> **TASK REQUIREMENTS**
Pick out each line of the records in which the word "ГРОМАДА" appears.

> **GIVEN ENTRIES**
==*==

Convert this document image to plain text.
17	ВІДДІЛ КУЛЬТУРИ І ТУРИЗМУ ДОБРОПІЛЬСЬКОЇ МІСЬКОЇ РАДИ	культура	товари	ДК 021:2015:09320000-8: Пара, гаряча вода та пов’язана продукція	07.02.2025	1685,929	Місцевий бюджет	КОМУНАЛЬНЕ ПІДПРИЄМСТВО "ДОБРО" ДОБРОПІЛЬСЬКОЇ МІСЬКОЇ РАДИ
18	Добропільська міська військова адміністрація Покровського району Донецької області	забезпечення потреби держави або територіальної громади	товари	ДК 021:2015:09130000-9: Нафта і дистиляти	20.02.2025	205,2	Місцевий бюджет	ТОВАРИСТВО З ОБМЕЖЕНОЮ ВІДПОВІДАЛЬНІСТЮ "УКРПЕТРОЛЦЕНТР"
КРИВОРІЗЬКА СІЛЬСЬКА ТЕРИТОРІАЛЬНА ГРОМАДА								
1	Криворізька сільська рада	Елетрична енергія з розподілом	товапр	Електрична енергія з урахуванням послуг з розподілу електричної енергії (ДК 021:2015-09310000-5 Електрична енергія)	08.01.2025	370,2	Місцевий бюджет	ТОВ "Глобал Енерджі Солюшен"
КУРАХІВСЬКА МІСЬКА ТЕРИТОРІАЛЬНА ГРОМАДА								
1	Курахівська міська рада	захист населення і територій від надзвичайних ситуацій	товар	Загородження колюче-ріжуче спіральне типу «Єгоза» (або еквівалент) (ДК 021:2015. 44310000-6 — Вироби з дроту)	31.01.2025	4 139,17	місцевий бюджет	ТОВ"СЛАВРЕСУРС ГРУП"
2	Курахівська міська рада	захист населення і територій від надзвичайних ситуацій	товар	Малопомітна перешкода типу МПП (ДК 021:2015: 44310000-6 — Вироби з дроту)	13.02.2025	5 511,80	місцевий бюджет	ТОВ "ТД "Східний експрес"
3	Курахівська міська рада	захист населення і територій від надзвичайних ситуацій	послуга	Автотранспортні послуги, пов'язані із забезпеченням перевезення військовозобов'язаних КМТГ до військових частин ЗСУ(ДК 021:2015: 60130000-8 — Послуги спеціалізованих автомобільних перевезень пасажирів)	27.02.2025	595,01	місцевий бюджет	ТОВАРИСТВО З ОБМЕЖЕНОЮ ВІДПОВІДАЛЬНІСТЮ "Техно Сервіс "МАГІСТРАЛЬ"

==*==

> **CORRECT ANSWER**
КРИВОРІЗЬКА СІЛЬСЬКА ТЕРИТОРІАЛЬНА ГРОМАДА								
КУРАХІВСЬКА МІСЬКА ТЕРИТОРІАЛЬНА ГРОМАДА								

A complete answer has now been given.